**Task requirements**
Write the material out again in full, exactly.

**Provided entries**
■ ■ ■ ■
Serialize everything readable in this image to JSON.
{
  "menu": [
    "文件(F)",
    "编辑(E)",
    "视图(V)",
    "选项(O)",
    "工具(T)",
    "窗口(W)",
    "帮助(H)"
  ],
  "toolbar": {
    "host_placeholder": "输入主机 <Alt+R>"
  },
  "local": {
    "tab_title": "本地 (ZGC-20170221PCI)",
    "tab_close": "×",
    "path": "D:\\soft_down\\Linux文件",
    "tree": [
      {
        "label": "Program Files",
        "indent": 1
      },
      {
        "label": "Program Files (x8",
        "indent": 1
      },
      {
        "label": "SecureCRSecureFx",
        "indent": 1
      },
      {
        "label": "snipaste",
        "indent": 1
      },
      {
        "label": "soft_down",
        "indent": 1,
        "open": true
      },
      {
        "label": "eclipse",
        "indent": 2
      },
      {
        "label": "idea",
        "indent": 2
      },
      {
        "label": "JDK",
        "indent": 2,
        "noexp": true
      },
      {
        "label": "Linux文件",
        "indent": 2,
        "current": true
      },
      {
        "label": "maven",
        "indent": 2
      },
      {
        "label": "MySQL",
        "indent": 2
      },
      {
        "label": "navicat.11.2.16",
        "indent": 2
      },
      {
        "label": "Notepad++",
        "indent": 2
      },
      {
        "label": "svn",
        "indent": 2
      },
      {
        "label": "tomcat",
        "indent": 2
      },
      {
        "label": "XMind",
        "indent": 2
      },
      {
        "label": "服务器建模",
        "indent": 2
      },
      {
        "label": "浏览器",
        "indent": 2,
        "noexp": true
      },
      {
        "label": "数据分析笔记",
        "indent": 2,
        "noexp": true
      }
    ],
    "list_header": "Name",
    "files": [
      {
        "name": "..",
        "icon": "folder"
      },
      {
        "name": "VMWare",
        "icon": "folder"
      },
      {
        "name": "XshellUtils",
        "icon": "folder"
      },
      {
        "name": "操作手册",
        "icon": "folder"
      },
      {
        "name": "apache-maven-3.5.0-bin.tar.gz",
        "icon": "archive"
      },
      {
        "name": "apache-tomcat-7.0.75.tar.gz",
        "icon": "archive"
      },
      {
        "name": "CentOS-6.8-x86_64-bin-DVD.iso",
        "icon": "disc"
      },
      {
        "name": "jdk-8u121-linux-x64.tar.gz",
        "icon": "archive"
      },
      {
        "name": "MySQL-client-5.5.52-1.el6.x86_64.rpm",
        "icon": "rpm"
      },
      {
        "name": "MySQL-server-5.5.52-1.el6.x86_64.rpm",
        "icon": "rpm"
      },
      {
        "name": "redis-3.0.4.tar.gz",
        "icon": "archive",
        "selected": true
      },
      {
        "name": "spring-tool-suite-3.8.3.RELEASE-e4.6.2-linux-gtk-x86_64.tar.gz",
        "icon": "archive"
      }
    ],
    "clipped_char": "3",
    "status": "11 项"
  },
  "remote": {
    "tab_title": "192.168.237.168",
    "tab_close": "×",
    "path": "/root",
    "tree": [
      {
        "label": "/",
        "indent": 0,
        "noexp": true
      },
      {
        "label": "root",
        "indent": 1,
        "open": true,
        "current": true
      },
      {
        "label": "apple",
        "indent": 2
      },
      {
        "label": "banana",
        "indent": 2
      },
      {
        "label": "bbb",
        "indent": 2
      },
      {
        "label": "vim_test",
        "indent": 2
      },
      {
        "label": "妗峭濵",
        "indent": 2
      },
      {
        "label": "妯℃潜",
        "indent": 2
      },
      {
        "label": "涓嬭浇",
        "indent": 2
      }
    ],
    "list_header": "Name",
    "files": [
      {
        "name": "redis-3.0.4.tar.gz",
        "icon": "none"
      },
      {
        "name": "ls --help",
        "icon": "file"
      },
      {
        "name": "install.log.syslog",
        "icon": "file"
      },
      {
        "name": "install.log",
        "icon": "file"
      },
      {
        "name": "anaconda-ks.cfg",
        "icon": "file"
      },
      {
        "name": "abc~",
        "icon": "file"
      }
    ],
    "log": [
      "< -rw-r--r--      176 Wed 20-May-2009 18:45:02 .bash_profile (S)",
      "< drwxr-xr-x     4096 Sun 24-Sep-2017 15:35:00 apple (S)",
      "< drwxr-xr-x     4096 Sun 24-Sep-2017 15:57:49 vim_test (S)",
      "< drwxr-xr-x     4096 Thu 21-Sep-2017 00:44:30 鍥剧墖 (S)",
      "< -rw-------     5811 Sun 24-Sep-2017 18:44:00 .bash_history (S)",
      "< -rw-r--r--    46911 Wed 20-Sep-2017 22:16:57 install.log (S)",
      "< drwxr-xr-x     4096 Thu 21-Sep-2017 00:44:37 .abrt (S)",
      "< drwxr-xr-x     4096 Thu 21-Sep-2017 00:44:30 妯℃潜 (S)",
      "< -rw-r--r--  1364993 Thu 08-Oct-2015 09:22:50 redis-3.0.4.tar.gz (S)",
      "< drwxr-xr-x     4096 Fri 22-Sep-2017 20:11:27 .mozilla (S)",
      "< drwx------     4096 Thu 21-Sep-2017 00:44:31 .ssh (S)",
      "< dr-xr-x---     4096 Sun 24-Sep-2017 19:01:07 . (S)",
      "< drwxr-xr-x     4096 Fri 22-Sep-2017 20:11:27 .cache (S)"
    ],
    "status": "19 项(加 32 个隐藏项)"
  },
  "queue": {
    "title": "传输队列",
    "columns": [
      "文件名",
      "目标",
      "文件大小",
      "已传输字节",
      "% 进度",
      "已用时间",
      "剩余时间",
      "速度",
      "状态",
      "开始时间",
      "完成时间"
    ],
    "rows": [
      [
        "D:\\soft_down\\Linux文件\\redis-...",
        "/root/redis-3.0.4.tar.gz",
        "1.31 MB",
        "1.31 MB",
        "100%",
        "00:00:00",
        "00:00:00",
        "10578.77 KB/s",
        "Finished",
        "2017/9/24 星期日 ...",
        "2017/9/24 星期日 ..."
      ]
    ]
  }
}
■ ■ ■ ■
**Solved problem**
Serialize everything readable in this image to JSON.
{
  "menu": [
    "文件(F)",
    "编辑(E)",
    "视图(V)",
    "选项(O)",
    "工具(T)",
    "窗口(W)",
    "帮助(H)"
  ],
  "toolbar": {
    "host_placeholder": "输入主机 <Alt+R>"
  },
  "local": {
    "tab_title": "本地 (ZGC-20170221PCI)",
    "tab_close": "×",
    "path": "D:\\soft_down\\Linux文件",
    "tree": [
      {
        "label": "Program Files",
        "indent": 1
      },
      {
        "label": "Program Files (x8",
        "indent": 1
      },
      {
        "label": "SecureCRSecureFx",
        "indent": 1
      },
      {
        "label": "snipaste",
        "indent": 1
      },
      {
        "label": "soft_down",
        "indent": 1,
        "open": true
      },
      {
        "label": "eclipse",
        "indent": 2
      },
      {
        "label": "idea",
        "indent": 2
      },
      {
        "label": "JDK",
        "indent": 2,
        "noexp": true
      },
      {
        "label": "Linux文件",
        "indent": 2,
        "current": true
      },
      {
        "label": "maven",
        "indent": 2
      },
      {
        "label": "MySQL",
        "indent": 2
      },
      {
        "label": "navicat.11.2.16",
        "indent": 2
      },
      {
        "label": "Notepad++",
        "indent": 2
      },
      {
        "label": "svn",
        "indent": 2
      },
      {
        "label": "tomcat",
        "indent": 2
      },
      {
        "label": "XMind",
        "indent": 2
      },
      {
        "label": "服务器建模",
        "indent": 2
      },
      {
        "label": "浏览器",
        "indent": 2,
        "noexp": true
      },
      {
        "label": "数据分析笔记",
        "indent": 2,
        "noexp": true
      }
    ],
    "list_header": "Name",
    "files": [
      {
        "name": "..",
        "icon": "folder"
      },
      {
        "name": "VMWare",
        "icon": "folder"
      },
      {
        "name": "XshellUtils",
        "icon": "folder"
      },
      {
        "name": "操作手册",
        "icon": "folder"
      },
      {
        "name": "apache-maven-3.5.0-bin.tar.gz",
        "icon": "archive"
      },
      {
        "name": "apache-tomcat-7.0.75.tar.gz",
        "icon": "archive"
      },
      {
        "name": "CentOS-6.8-x86_64-bin-DVD.iso",
        "icon": "disc"
      },
      {
        "name": "jdk-8u121-linux-x64.tar.gz",
        "icon": "archive"
      },
      {
        "name": "MySQL-client-5.5.52-1.el6.x86_64.rpm",
        "icon": "rpm"
      },
      {
        "name": "MySQL-server-5.5.52-1.el6.x86_64.rpm",
        "icon": "rpm"
      },
      {
        "name": "redis-3.0.4.tar.gz",
        "icon": "archive",
        "selected": true
      },
      {
        "name": "spring-tool-suite-3.8.3.RELEASE-e4.6.2-linux-gtk-x86_64.tar.gz",
        "icon": "archive"
      }
    ],
    "clipped_char": "3",
    "status": "11 项"
  },
  "remote": {
    "tab_title": "192.168.237.168",
    "tab_close": "×",
    "path": "/root",
    "tree": [
      {
        "label": "/",
        "indent": 0,
        "noexp": true
      },
      {
        "label": "root",
        "indent": 1,
        "open": true,
        "current": true
      },
      {
        "label": "apple",
        "indent": 2
      },
      {
        "label": "banana",
        "indent": 2
      },
      {
        "label": "bbb",
        "indent": 2
      },
      {
        "label": "vim_test",
        "indent": 2
      },
      {
        "label": "妗峭濵",
        "indent": 2
      },
      {
        "label": "妯℃潜",
        "indent": 2
      },
      {
        "label": "涓嬭浇",
        "indent": 2
      }
    ],
    "list_header": "Name",
    "files": [
      {
        "name": "redis-3.0.4.tar.gz",
        "icon": "none"
      },
      {
        "name": "ls --help",
        "icon": "file"
      },
      {
        "name": "install.log.syslog",
        "icon": "file"
      },
      {
        "name": "install.log",
        "icon": "file"
      },
      {
        "name": "anaconda-ks.cfg",
        "icon": "file"
      },
      {
        "name": "abc~",
        "icon": "file"
      }
    ],
    "log": [
      "< -rw-r--r--      176 Wed 20-May-2009 18:45:02 .bash_profile (S)",
      "< drwxr-xr-x     4096 Sun 24-Sep-2017 15:35:00 apple (S)",
      "< drwxr-xr-x     4096 Sun 24-Sep-2017 15:57:49 vim_test (S)",
      "< drwxr-xr-x     4096 Thu 21-Sep-2017 00:44:30 鍥剧墖 (S)",
      "< -rw-------     5811 Sun 24-Sep-2017 18:44:00 .bash_history (S)",
      "< -rw-r--r--    46911 Wed 20-Sep-2017 22:16:57 install.log (S)",
      "< drwxr-xr-x     4096 Thu 21-Sep-2017 00:44:37 .abrt (S)",
      "< drwxr-xr-x     4096 Thu 21-Sep-2017 00:44:30 妯℃潜 (S)",
      "< -rw-r--r--  1364993 Thu 08-Oct-2015 09:22:50 redis-3.0.4.tar.gz (S)",
      "< drwxr-xr-x     4096 Fri 22-Sep-2017 20:11:27 .mozilla (S)",
      "< drwx------     4096 Thu 21-Sep-2017 00:44:31 .ssh (S)",
      "< dr-xr-x---     4096 Sun 24-Sep-2017 19:01:07 . (S)",
      "< drwxr-xr-x     4096 Fri 22-Sep-2017 20:11:27 .cache (S)"
    ],
    "status": "19 项(加 32 个隐藏项)"
  },
  "queue": {
    "title": "传输队列",
    "columns": [
      "文件名",
      "目标",
      "文件大小",
      "已传输字节",
      "% 进度",
      "已用时间",
      "剩余时间",
      "速度",
      "状态",
      "开始时间",
      "完成时间"
    ],
    "rows": [
      [
        "D:\\soft_down\\Linux文件\\redis-...",
        "/root/redis-3.0.4.tar.gz",
        "1.31 MB",
        "1.31 MB",
        "100%",
        "00:00:00",
        "00:00:00",
        "10578.77 KB/s",
        "Finished",
        "2017/9/24 星期日 ...",
        "2017/9/24 星期日 ..."
      ]
    ]
  }
}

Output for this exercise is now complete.